• **WORK TO DO**: Reproduce all the lines exactly as they stand, apart from the pictures.

• **MATERIAL**:
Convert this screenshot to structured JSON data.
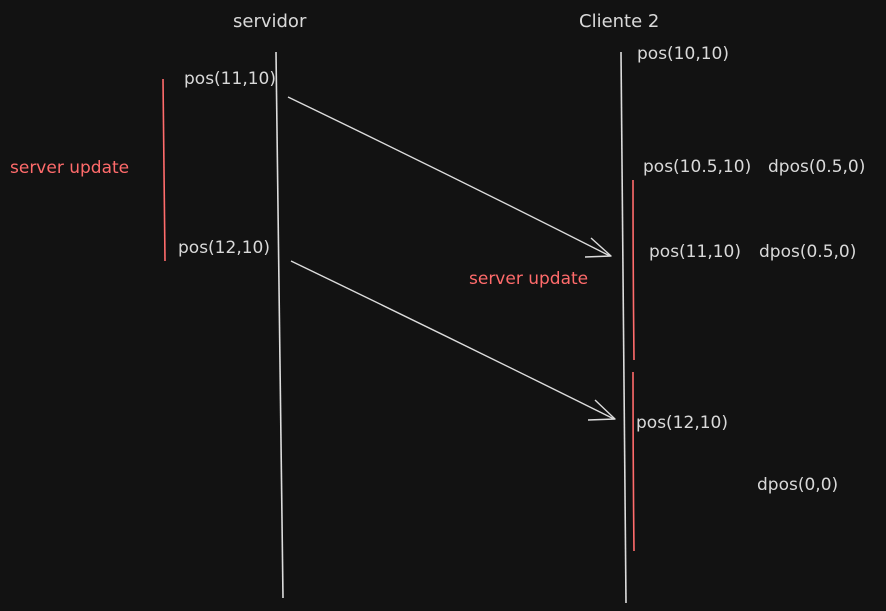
{
  "colors": {
    "background": "#121212",
    "line": "#dcdcdc",
    "accent": "#ff6b6b"
  },
  "lanes": {
    "server_title": "servidor",
    "client_title": "Cliente 2"
  },
  "server_events": {
    "pos1": "pos(11,10)",
    "pos2": "pos(12,10)",
    "update_label": "server update"
  },
  "client_events": {
    "pos_initial": "pos(10,10)",
    "pos_interp": "pos(10.5,10)",
    "dpos_interp": "dpos(0.5,0)",
    "pos_after_update": "pos(11,10)",
    "dpos_after_update": "dpos(0.5,0)",
    "update_label": "server update",
    "pos_final": "pos(12,10)",
    "dpos_final": "dpos(0,0)"
  }
}
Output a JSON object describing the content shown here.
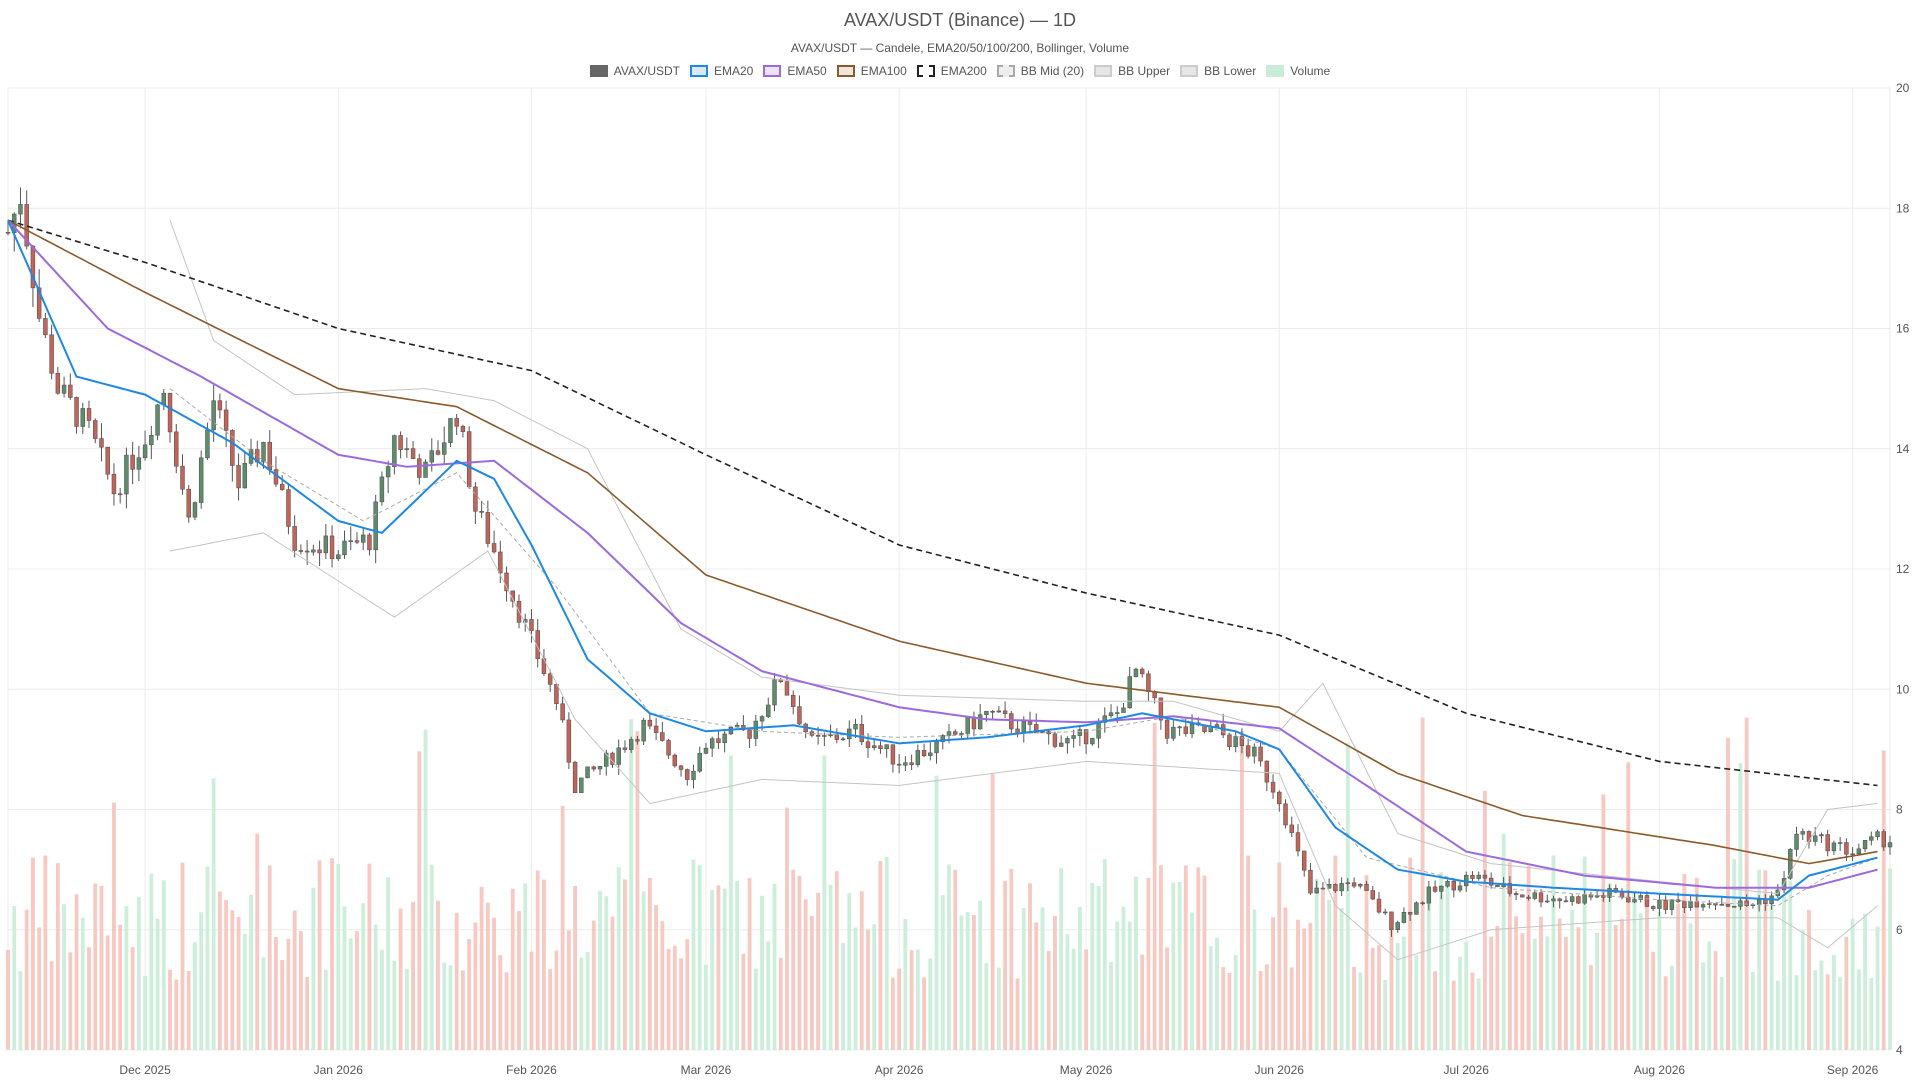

• **TASK SOLUTION**:
Convert this screenshot to structured JSON data.
{
  "colors": {
    "background": "#121212",
    "line": "#dcdcdc",
    "accent": "#ff6b6b"
  },
  "lanes": {
    "server_title": "servidor",
    "client_title": "Cliente 2"
  },
  "server_events": {
    "pos1": "pos(11,10)",
    "pos2": "pos(12,10)",
    "update_label": "server update"
  },
  "client_events": {
    "pos_initial": "pos(10,10)",
    "pos_interp": "pos(10.5,10)",
    "dpos_interp": "dpos(0.5,0)",
    "pos_after_update": "pos(11,10)",
    "dpos_after_update": "dpos(0.5,0)",
    "update_label": "server update",
    "pos_final": "pos(12,10)",
    "dpos_final": "dpos(0,0)"
  }
}
Output a JSON object describing the content shown here.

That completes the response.